YOUR OBJECTIVE
Transcribe the entries that follow, word for word.

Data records
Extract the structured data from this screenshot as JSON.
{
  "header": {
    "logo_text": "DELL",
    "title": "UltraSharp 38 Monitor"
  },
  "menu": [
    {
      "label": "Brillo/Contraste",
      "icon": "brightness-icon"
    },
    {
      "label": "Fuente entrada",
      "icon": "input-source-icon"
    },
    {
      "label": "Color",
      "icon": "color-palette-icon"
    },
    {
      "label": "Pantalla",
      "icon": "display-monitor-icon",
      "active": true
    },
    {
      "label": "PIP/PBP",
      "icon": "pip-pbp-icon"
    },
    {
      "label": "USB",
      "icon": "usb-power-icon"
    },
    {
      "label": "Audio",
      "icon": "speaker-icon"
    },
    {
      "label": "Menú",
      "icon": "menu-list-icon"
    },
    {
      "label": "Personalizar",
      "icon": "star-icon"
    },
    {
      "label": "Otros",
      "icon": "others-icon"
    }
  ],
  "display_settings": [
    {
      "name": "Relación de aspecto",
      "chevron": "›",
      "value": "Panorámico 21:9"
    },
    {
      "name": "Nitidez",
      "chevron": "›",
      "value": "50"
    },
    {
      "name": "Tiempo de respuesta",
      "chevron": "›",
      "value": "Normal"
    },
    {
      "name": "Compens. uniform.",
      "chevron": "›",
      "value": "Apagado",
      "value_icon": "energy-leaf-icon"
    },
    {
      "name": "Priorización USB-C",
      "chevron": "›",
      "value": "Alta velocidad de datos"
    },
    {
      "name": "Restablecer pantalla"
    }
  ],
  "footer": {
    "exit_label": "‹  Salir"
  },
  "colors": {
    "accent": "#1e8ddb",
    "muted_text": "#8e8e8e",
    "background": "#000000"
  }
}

SOLUTION TO THIS EXERCISE
Extract the structured data from this screenshot as JSON.
{
  "header": {
    "logo_text": "DELL",
    "title": "UltraSharp 38 Monitor"
  },
  "menu": [
    {
      "label": "Brillo/Contraste",
      "icon": "brightness-icon"
    },
    {
      "label": "Fuente entrada",
      "icon": "input-source-icon"
    },
    {
      "label": "Color",
      "icon": "color-palette-icon"
    },
    {
      "label": "Pantalla",
      "icon": "display-monitor-icon",
      "active": true
    },
    {
      "label": "PIP/PBP",
      "icon": "pip-pbp-icon"
    },
    {
      "label": "USB",
      "icon": "usb-power-icon"
    },
    {
      "label": "Audio",
      "icon": "speaker-icon"
    },
    {
      "label": "Menú",
      "icon": "menu-list-icon"
    },
    {
      "label": "Personalizar",
      "icon": "star-icon"
    },
    {
      "label": "Otros",
      "icon": "others-icon"
    }
  ],
  "display_settings": [
    {
      "name": "Relación de aspecto",
      "chevron": "›",
      "value": "Panorámico 21:9"
    },
    {
      "name": "Nitidez",
      "chevron": "›",
      "value": "50"
    },
    {
      "name": "Tiempo de respuesta",
      "chevron": "›",
      "value": "Normal"
    },
    {
      "name": "Compens. uniform.",
      "chevron": "›",
      "value": "Apagado",
      "value_icon": "energy-leaf-icon"
    },
    {
      "name": "Priorización USB-C",
      "chevron": "›",
      "value": "Alta velocidad de datos"
    },
    {
      "name": "Restablecer pantalla"
    }
  ],
  "footer": {
    "exit_label": "‹  Salir"
  },
  "colors": {
    "accent": "#1e8ddb",
    "muted_text": "#8e8e8e",
    "background": "#000000"
  }
}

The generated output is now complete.